* **Exercise prompt**:
Copy out all lines where "check" appears.

----- Exercise data

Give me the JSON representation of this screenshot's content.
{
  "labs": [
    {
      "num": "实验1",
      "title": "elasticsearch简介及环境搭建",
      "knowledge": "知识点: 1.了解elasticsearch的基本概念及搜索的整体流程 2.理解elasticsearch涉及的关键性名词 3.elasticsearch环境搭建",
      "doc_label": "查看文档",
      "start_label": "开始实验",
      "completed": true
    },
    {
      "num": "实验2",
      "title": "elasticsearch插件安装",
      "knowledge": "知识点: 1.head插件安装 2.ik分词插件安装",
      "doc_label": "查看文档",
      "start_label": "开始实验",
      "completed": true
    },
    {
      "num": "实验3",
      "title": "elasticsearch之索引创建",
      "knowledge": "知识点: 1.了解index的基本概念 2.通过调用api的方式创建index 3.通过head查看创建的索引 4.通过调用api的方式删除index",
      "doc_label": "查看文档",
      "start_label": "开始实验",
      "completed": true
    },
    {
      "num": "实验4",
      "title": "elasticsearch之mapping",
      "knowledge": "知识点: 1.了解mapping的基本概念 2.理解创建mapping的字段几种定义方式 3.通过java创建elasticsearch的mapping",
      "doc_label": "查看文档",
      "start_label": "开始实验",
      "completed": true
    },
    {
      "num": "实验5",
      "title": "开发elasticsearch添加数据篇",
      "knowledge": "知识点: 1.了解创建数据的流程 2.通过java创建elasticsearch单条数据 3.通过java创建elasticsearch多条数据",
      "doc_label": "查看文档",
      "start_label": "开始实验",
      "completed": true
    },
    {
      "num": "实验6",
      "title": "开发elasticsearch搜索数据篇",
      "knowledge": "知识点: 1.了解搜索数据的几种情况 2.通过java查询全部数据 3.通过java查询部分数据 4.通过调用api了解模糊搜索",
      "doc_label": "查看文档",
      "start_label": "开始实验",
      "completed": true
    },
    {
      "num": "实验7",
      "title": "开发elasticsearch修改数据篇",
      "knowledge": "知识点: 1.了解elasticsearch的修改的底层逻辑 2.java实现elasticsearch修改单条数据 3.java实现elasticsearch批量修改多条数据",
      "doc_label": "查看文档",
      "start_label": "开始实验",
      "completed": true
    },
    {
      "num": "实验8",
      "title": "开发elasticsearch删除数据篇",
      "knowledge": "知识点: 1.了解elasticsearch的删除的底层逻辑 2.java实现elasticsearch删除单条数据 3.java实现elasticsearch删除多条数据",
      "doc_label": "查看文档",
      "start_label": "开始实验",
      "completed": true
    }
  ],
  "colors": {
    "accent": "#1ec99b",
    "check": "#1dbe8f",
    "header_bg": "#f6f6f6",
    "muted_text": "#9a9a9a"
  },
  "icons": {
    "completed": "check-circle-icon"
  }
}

----------

* **The output**:
    "check": "#1dbe8f",
    "completed": "check-circle-icon"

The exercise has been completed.